**EXTRAIT CITÉ:**
------------

SLKTR01 • 06/2014

Alex Crétey Systermans

L

a photographie d’Alex Crétey Systermans ne fait pas semblant de ne pas vouloir nous plaire. C’est d’abord une expérience esthétique. Une partie de ce que véhiculent ses images passe par la finesse des couleurs et du trait et par elle seule. Puis viennent les thèmes, et avec eux la césure entre projets personnels et éditoriaux. D’un côté il s’intéresse à ses proches (Familiar), déambule (Presqu’île, The Month Of Ghosts) et prend son temps (Slowdown), de l’autre il voyage, suit un itinéraire et tient des délais. Cette inversion de perspective crée une dramaturgie. On ne voit plus ses déplacements aux antipodes de la même façon si des scènes de la vie familiale nous reviennent, et on regarde ces dernières différemment si elles évoquent un retour ou l’imminence d’un départ.

Bien qu’il vienne des arts plastiques (il utilisait la photographie pour ses recherches graphiques avant de l’adopter pleinement), son travail a quelque chose de littéraire. Si on classait ses séquences par ordre chronologique, on parlerait de roman autobiographique. L’histoire d’une double vie qui devient le matériau d’une oeuvre. La séparation d’usage entre art et documentaire ne résiste pas à l’homogénéité du style et à la continuité du regard. Le familier et l’exotique sont les deux pôles entre lesquels son talent, loin de s’éparpiller ou de se dédire, s’accomplit.

T

he photography of Alex Crétey Systermans is primarily an aesthetic experience. A great deal of information is conveyed by the subtlety of the colour and the line and by those alone. Then there are the themes, and with them the divide between personal and editorial work. On one side he portrays his family (Familiar), he wanders (Presqu’île, The Month of Ghosts), he takes his time (Slowdown), on the other he travels, follows an itinerary and keeps to deadlines. This change of perspective creates drama. We no longer see his travels in the antipodes in the same light when we think back to the scenes of family life, and we look at those scenes differently when they portray a return or the imminence of departure.

Although he comes from a fine arts background (he started using photography for his visual research before taking it up full time), his work has a literary quality. If you were to arrange his sequences in chronological order, you would be looking at an autobiographical novel – the story of a double life that becomes the raw material for a work of art. The dividing line between personal work and documentary is overcome by the homogeneity of style and the continuity of viewpoint. The familiar and the exotic are the two boundaries between which his talent, rather than being dispersed or failing to fulfil itself, is revealed.

Bio

Alex Crétey Systermans est un photographe d’art et éditorial français, diplômé de l’Ecole Régionale des Beaux-Arts de Rennes et de la Villa Arson de Nice. Il a exposé en France, en Grande-Bretagne et aux Etats-Unis. Il est membre du collectif international de photographes Strange.rs et contribue au magazine Cult. Il a publié de nombreux reportages, notamment dans M. le Magazine du Monde, A/R Magazine, National Geographic, le New York Times et le Wall Street Journal. Il est lauréat du prix SFR Jeunes Talents 2013 – Paris Photo.

------------

**JEU DE DONNÉES:**
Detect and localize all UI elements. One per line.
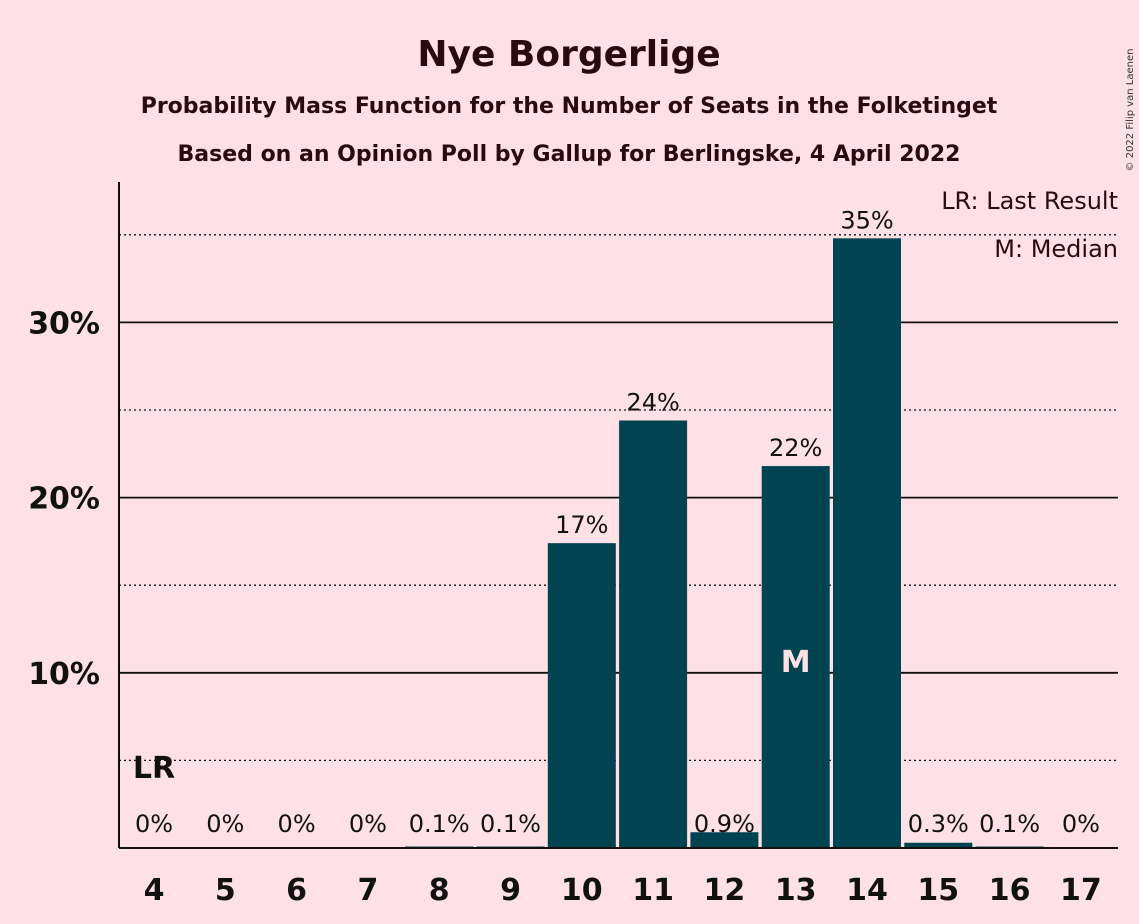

------------

**CONSIGNE:** Pourriez-vous reprendre l'extrait sur le photographe Alex Crétey Systermans juste après sa dernière phrase ? Les lignes forment un matériau à part, sans lien avec l'extrait.

**RÉSULTAT OBTENU:**
Alex Crétey Systermans is a French fine art and editorial photographer who graduated from the Ecole Régionale des Beaux-Arts in Rennes and the Villa Arson in Nice. He has exhibited in France, Great Britain and the United States. He is a member of Strange.rs international photography collective and a contributor to Cult Magazine. He has published numerous stories, including in ‘M.’, the magazine supplement to Le Monde, A/R Magazine, National Geographic, The New York Times and The Wall Street Journal. He is the prize-winner of the SFR Jeunes Talents award 2013 – Paris Photo.

Portraits

Mélodie, Denneville

Mélodie

Mélodie, Denneville (2010) apparait dans Slowdown. C’est une de mes photos préférées, et aussi une des premières que j’ai vue en ligne. Elle est assez représentative de sa palette de couleurs et de sa façon de jouer avec les codes du classicisme. La composition fait penser à Rineke Dijkstra, donc à Botticelli. C’est une scène à la fois extrêmement familière et nimbée d’étrangeté, la direction du regard de Mélodie y contribuant largement. Mini-déesse aussi bleue et blonde que le ciel et le sable à l’arrière-plan, la jeune fille aux paupières rondes intemporelles, cependant chaussée de tongues et portant des bracelets fantaisie bien de son époque, semble hésiter à monter les marches qui séparent le monde marin d’une réalité plus prosaïque. Il y a bien une référence picturale, mais qui tient plus du trompe-l’oeil que de la relecture. Dans les faits, le temps se couvre et Mélodie rentre de la plage. C’est la photo qui est surnaturelle.

Mélodie, Denneville (2010) appears in Slowdown. It’s one of my favourite photos and one of the first that I saw online. It is fairly representative of his colour palette and the way he plays with the codes of classicism. The composition reminds me of Rineke Dijkstra and so of Botticelli too. It is a scene that is both extremely familiar and shrouded in mystery, the direction of Mélodie’s gaze being the major contributor to this. This miniature goddess who is as blue and blond as the sky and sand behind her, whose heavy eyelids have a timeless appearance, is nevertheless wearing flip-flops and friendship bracelets that are clearly of her time and she seems to be hesitating over whether to climb the steps that lead from the world of the sea to a more prosaic reality. There is clearly a visual reference here, but it is more a trompe-l’oeil than a reinterpretation. Actually, the sky has clouded over and Mélodie is returning from the beach. It is the photo that is supernatural.

Palette

Je me suis amusé à prélever des couleurs dans les photos d’Alex Crétey Systermans. Impossible de ne pas évoquer sa palette, une gamme de bleus, de verts et de bruns luminescents. Je soupçonne une certaine presqu’île de Normandie d’en être la matrice. La lumière est spéciale là-bas, demandez aux Impressionnistes ! Alex Crétey Systermans a très probablement grandi dans l’admiration de cette lumière. Comme le montrent les montages qui suivent, il l’a intériorisée au point de pouvoir l’emporter partout avec lui.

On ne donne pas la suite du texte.